Hugh Laurie
From Wikipedia, the free encyclopedia
Hugh Laurie | |
Birth name | James Hugh Calum Laurie |
Born | June 11, 1959 Oxford, Oxfordshire, England |
Spouse(s) | Jo Green |
Notable roles | Various in Blackadder Various in A Bit of Fry and Laurie Bertie Wooster in Jeeves and Wooster Dr Gregory House on House |
Golden Globe Awards | |
---|---|
Best Actor in a Television Drama Series 2006, 2007 House |
James Hugh Calum Laurie OBE (born June 11, 1959) is a Golden Globe-winning English actor, comedian and writer. Laurie is best known in the UK, Ireland, Australia, New Zealand and parts of Europe for his roles in Blackadder and for his long-running comedy collaboration with Stephen Fry which has included A Bit of Fry and Laurie and Jeeves and Wooster (see Fry and Laurie for more detail). In the United States, he is best known for playing Dr Gregory House on House, MD.
In 2006 and 2007, Laurie won the Golden Globe for Best Actor in a Television Drama and won the 2007 SAG Award in the same category, all for his work in House, MD. In 2005, he was nominated for an Emmy Award for the role.
Contents |
[edit] Early life and education
Laurie was born in Oxford in 1959. His father, William George Ranald Mundell "Ran" Laurie, was a doctor and also won an Olympic gold medal in the coxless pairs at the 1948 London Games.

Given records:
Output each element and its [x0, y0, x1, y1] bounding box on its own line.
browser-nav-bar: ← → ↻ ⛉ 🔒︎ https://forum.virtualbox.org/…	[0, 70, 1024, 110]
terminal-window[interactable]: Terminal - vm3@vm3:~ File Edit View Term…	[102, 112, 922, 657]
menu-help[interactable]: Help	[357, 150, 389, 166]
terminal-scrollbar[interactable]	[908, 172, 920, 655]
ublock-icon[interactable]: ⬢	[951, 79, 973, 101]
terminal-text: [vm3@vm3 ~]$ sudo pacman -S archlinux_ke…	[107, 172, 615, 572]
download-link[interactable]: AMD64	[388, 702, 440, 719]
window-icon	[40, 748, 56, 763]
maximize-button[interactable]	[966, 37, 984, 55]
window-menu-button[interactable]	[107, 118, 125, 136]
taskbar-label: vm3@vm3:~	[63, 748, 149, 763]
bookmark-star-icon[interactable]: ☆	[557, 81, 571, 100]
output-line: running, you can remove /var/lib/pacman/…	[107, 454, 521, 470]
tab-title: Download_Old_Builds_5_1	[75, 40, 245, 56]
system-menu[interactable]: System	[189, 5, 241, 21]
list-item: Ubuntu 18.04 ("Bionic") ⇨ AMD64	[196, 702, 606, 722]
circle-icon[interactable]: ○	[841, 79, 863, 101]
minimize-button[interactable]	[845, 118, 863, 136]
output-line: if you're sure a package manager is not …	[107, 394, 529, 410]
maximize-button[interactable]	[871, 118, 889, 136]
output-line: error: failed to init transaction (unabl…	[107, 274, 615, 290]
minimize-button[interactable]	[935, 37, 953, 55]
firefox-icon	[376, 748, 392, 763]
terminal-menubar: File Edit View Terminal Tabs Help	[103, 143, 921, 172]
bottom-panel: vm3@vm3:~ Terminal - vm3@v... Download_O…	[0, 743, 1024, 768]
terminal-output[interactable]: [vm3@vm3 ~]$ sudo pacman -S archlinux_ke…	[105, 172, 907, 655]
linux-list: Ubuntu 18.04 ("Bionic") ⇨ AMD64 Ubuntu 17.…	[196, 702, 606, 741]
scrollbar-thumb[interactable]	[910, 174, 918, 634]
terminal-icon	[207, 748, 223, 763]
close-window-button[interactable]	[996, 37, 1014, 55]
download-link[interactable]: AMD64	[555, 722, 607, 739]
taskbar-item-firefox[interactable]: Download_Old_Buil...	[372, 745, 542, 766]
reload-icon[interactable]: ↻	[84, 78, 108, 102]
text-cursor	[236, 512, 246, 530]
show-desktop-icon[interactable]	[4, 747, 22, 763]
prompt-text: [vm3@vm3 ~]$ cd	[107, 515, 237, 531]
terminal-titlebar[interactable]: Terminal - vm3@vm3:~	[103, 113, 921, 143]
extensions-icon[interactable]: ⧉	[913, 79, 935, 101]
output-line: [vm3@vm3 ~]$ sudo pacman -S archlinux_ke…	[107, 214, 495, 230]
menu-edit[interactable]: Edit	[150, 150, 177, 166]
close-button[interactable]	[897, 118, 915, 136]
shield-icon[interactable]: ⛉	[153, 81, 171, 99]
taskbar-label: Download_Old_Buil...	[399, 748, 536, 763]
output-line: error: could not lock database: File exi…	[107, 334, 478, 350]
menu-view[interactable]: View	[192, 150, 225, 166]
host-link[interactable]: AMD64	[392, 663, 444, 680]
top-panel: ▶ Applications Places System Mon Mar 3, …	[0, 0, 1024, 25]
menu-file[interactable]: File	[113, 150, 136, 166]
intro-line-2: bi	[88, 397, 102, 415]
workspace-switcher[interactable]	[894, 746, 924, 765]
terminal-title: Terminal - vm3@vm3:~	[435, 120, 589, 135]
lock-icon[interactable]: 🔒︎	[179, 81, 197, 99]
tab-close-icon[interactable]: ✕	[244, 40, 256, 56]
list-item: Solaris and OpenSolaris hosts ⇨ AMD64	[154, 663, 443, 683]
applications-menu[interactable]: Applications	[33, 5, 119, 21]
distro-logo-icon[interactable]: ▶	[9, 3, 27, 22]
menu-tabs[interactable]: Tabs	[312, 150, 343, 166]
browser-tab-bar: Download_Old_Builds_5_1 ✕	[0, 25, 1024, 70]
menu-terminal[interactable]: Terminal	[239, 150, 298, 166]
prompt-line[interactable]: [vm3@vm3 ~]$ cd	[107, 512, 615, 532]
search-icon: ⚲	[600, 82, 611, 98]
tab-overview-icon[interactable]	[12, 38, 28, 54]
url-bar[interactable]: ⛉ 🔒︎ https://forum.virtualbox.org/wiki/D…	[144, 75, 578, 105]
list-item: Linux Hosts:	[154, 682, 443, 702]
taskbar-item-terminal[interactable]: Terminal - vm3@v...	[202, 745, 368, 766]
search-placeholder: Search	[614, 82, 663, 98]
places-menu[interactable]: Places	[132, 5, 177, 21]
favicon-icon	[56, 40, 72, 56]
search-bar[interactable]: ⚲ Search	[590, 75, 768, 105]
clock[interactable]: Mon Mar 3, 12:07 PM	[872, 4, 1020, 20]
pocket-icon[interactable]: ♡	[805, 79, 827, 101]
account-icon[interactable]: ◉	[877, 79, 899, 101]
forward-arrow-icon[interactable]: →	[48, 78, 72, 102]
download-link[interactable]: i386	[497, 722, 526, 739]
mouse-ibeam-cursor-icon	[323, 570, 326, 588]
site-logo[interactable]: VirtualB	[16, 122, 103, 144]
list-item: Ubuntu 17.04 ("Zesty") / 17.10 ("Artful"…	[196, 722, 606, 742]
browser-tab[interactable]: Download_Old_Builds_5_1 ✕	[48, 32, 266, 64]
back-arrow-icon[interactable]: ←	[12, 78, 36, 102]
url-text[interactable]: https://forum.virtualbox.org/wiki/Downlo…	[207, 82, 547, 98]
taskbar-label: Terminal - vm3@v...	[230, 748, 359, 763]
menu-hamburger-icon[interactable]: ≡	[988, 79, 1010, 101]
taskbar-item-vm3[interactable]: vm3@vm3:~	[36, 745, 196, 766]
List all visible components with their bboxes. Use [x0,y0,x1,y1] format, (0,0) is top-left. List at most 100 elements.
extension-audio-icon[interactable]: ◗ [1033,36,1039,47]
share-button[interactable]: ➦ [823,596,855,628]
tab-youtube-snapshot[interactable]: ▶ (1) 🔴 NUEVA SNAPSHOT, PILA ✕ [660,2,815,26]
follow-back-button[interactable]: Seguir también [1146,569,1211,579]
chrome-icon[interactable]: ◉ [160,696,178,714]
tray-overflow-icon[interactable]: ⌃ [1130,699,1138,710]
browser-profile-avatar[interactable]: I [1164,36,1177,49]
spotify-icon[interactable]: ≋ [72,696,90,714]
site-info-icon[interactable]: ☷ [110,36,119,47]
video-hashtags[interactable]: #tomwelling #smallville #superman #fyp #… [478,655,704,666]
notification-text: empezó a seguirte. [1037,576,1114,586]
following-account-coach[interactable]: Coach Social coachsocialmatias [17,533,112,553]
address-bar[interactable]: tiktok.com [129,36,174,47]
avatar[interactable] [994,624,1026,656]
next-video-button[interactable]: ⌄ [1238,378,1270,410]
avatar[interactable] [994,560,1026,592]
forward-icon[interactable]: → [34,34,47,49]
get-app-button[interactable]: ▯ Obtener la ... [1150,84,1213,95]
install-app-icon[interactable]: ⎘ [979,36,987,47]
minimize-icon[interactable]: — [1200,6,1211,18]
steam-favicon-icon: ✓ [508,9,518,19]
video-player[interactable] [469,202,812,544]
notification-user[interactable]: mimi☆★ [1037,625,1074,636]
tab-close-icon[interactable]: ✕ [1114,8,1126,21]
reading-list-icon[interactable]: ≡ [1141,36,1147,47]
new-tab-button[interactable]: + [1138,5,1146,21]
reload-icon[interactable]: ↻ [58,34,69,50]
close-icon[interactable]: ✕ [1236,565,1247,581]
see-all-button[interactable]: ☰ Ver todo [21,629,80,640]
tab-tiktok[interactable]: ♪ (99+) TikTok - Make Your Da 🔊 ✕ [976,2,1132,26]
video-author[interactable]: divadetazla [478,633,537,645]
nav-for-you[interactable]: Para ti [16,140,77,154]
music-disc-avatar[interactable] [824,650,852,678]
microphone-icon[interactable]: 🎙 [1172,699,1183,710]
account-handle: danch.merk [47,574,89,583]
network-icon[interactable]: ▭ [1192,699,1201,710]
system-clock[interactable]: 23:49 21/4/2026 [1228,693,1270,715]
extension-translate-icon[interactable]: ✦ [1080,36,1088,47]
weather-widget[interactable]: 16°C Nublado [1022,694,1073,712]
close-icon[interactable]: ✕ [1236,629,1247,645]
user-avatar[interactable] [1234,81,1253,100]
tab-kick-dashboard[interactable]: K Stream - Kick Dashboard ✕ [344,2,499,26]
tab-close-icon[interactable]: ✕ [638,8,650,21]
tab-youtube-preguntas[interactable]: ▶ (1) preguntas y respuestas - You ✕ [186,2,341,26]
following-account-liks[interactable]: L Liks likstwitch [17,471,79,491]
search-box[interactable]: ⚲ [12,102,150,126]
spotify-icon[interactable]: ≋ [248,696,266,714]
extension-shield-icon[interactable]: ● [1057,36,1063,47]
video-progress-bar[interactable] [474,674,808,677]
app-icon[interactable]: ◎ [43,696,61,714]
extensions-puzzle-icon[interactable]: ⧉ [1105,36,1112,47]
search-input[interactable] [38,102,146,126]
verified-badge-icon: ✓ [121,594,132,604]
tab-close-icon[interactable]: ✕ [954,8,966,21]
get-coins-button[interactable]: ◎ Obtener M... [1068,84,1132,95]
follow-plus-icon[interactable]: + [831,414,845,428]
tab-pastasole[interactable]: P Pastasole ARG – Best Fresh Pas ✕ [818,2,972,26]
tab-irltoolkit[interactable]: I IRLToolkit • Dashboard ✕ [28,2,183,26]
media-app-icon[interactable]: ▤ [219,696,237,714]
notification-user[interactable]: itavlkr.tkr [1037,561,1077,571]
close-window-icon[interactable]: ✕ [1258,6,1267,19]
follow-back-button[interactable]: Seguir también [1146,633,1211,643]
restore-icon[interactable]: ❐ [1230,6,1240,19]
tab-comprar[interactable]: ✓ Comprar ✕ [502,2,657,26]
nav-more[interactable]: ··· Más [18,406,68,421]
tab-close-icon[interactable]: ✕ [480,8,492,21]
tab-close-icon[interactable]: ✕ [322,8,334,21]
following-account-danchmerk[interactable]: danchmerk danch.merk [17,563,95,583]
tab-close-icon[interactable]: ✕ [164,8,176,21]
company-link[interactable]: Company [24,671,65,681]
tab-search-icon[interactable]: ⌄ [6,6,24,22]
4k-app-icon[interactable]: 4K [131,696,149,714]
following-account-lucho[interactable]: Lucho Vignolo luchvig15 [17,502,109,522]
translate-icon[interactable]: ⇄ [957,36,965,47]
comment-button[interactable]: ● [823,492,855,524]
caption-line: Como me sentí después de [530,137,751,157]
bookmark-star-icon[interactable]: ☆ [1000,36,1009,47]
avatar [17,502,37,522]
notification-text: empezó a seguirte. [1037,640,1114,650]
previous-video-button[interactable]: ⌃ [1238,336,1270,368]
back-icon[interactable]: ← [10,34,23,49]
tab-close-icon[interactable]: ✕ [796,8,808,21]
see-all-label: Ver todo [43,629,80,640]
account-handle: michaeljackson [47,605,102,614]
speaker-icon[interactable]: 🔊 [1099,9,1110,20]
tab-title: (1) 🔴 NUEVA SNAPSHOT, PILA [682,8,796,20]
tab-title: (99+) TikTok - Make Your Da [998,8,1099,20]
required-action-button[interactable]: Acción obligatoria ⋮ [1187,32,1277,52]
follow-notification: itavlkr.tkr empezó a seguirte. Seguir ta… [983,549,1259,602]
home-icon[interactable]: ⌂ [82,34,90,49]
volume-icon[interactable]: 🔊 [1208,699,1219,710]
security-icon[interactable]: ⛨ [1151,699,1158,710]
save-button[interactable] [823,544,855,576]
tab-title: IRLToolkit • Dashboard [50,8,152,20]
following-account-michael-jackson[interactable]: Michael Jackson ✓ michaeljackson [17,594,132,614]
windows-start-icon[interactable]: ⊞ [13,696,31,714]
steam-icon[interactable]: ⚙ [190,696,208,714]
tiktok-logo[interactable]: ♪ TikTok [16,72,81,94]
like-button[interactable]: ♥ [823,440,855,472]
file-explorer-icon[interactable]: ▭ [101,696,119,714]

Work task 1:
Using the Hugh Laurie article, answer each question briefly:
(a) What is Laurie's full birth name?
(b) In what year was he nominated for an Emmy Award for his role on House, MD?
(c) In what event did his father win an Olympic gold medal?
Work task 2:
Decide whether each statement agrees with the Hugh Laurie article. Answer yes or no, and quote the words that settle it.
(a) Laurie was born in Oxford.
(b) Laurie won the Golden Globe for Best Actor in a Television Drama in only one year.
(c) Laurie's father worked as a doctor.
Work task 3:
Reproduce the Hugh Laurie article word for word, everything from "In 2006 and" down to "for the role.".

Written response 1:
(a) James Hugh Calum Laurie
(b) 2005
(c) The coxless pairs at the 1948 London Games

Written response 2:
(a) Yes: "Laurie was born in Oxford in 1959."
(b) No: "In 2006 and 2007, Laurie won the Golden Globe for Best Actor in a Television Drama"
(c) Yes: "was a doctor and also won an Olympic gold medal"

Written response 3:
In 2006 and 2007, Laurie won the Golden Globe for Best Actor in a Television Drama and won the 2007 SAG Award in the same category, all for his work in House, MD. In 2005, he was nominated for an Emmy Award for the role.